** START Dataset records **

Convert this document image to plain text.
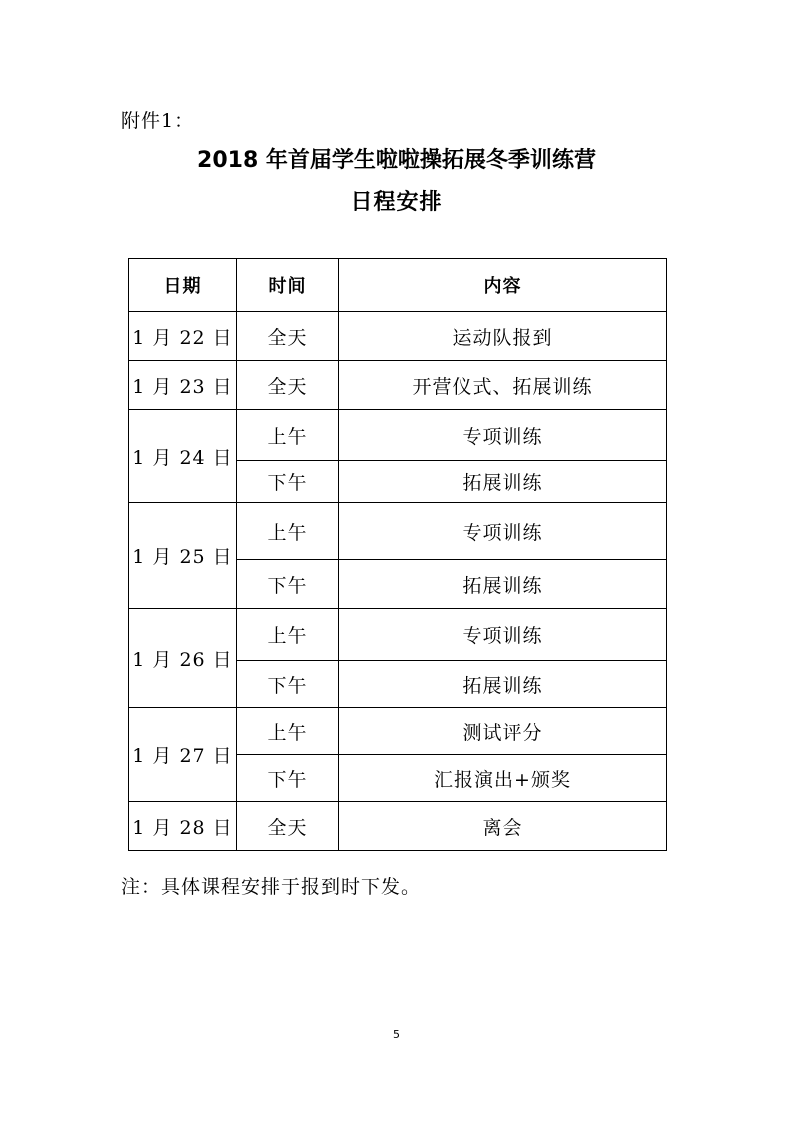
附件1：
2018 年首届学生啦啦操拓展冬季训练营
日程安排
日期	时间	内容
1 月 22 日	全天	运动队报到
1 月 23 日	全天	开营仪式、拓展训练
1 月 24 日	上午	专项训练
	下午	拓展训练
1 月 25 日	上午	专项训练
	下午	拓展训练
1 月 26 日	上午	专项训练
	下午	拓展训练
1 月 27 日	上午	测试评分
	下午	汇报演出+颁奖
1 月 28 日	全天	离会
注：具体课程安排于报到时下发。
5
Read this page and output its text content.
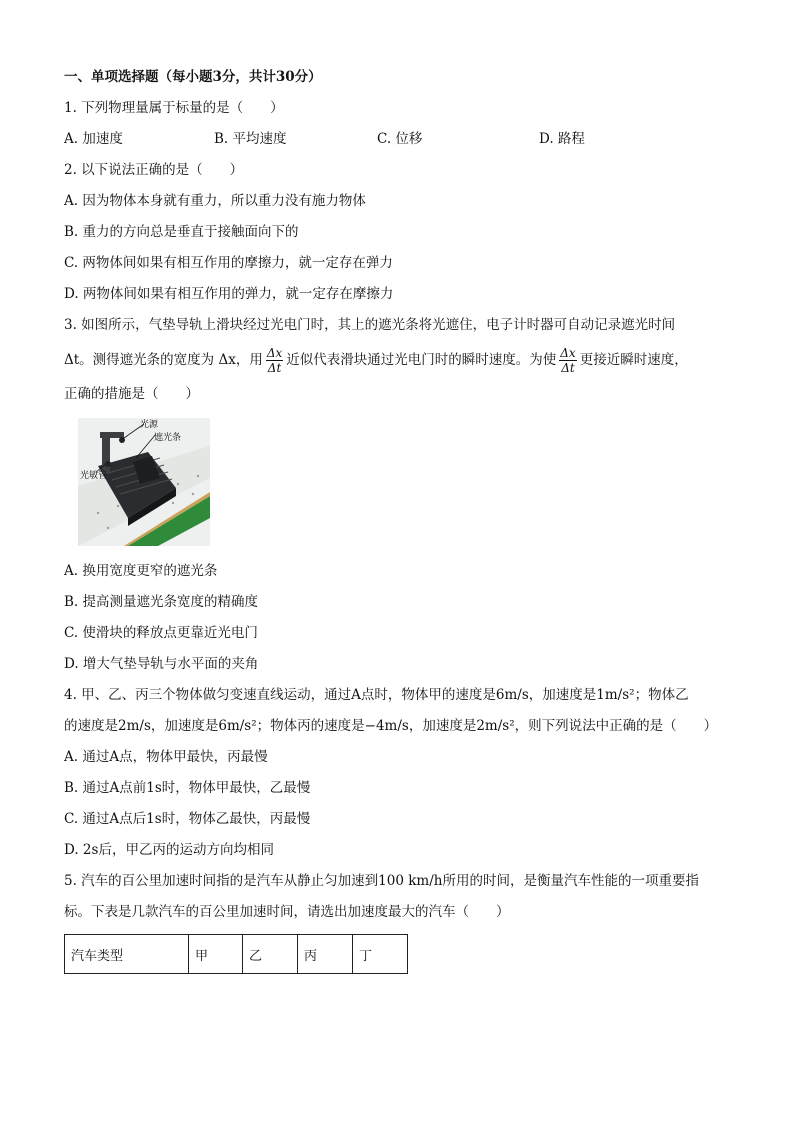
一、单项选择题（每小题3分，共计30分）
1. 下列物理量属于标量的是（　　）
A. 加速度	B. 平均速度	C. 位移	D. 路程
2. 以下说法正确的是（　　）
A. 因为物体本身就有重力，所以重力没有施力物体
B. 重力的方向总是垂直于接触面向下的
C. 两物体间如果有相互作用的摩擦力，就一定存在弹力
D. 两物体间如果有相互作用的弹力，就一定存在摩擦力
3. 如图所示，气垫导轨上滑块经过光电门时，其上的遮光条将光遮住，电子计时器可自动记录遮光时间
Δt。测得遮光条的宽度为 Δx，用 $\frac{\Delta x}{\Delta t}$ 近似代表滑块通过光电门时的瞬时速度。为使 $\frac{\Delta x}{\Delta t}$ 更接近瞬时速度，
正确的措施是（　　）
光源
遮光条
光敏管
A. 换用宽度更窄的遮光条
B. 提高测量遮光条宽度的精确度
C. 使滑块的释放点更靠近光电门
D. 增大气垫导轨与水平面的夹角
4. 甲、乙、丙三个物体做匀变速直线运动，通过A点时，物体甲的速度是6m/s，加速度是1m/s²；物体乙
的速度是2m/s，加速度是6m/s²；物体丙的速度是−4m/s，加速度是2m/s²，则下列说法中正确的是（　　）
A. 通过A点，物体甲最快，丙最慢
B. 通过A点前1s时，物体甲最快，乙最慢
C. 通过A点后1s时，物体乙最快，丙最慢
D. 2s后，甲乙丙的运动方向均相同
5. 汽车的百公里加速时间指的是汽车从静止匀加速到100 km/h所用的时间，是衡量汽车性能的一项重要指
标。下表是几款汽车的百公里加速时间，请选出加速度最大的汽车（　　）
汽车类型	甲	乙	丙	丁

** END Dataset records **

### Instruction
Restate each entry word for word, leaving out any pictures.

### Final result
Convert this document image to plain text.
附件1：
2018 年首届学生啦啦操拓展冬季训练营
日程安排
日期	时间	内容
1 月 22 日	全天	运动队报到
1 月 23 日	全天	开营仪式、拓展训练
1 月 24 日	上午	专项训练
	下午	拓展训练
1 月 25 日	上午	专项训练
	下午	拓展训练
1 月 26 日	上午	专项训练
	下午	拓展训练
1 月 27 日	上午	测试评分
	下午	汇报演出+颁奖
1 月 28 日	全天	离会
注：具体课程安排于报到时下发。
5
Read this page and output its text content.
一、单项选择题（每小题3分，共计30分）
1. 下列物理量属于标量的是（　　）
A. 加速度	B. 平均速度	C. 位移	D. 路程
2. 以下说法正确的是（　　）
A. 因为物体本身就有重力，所以重力没有施力物体
B. 重力的方向总是垂直于接触面向下的
C. 两物体间如果有相互作用的摩擦力，就一定存在弹力
D. 两物体间如果有相互作用的弹力，就一定存在摩擦力
3. 如图所示，气垫导轨上滑块经过光电门时，其上的遮光条将光遮住，电子计时器可自动记录遮光时间
Δt。测得遮光条的宽度为 Δx，用 $\frac{\Delta x}{\Delta t}$ 近似代表滑块通过光电门时的瞬时速度。为使 $\frac{\Delta x}{\Delta t}$ 更接近瞬时速度，
正确的措施是（　　）
光源
遮光条
光敏管
A. 换用宽度更窄的遮光条
B. 提高测量遮光条宽度的精确度
C. 使滑块的释放点更靠近光电门
D. 增大气垫导轨与水平面的夹角
4. 甲、乙、丙三个物体做匀变速直线运动，通过A点时，物体甲的速度是6m/s，加速度是1m/s²；物体乙
的速度是2m/s，加速度是6m/s²；物体丙的速度是−4m/s，加速度是2m/s²，则下列说法中正确的是（　　）
A. 通过A点，物体甲最快，丙最慢
B. 通过A点前1s时，物体甲最快，乙最慢
C. 通过A点后1s时，物体乙最快，丙最慢
D. 2s后，甲乙丙的运动方向均相同
5. 汽车的百公里加速时间指的是汽车从静止匀加速到100 km/h所用的时间，是衡量汽车性能的一项重要指
标。下表是几款汽车的百公里加速时间，请选出加速度最大的汽车（　　）
汽车类型	甲	乙	丙	丁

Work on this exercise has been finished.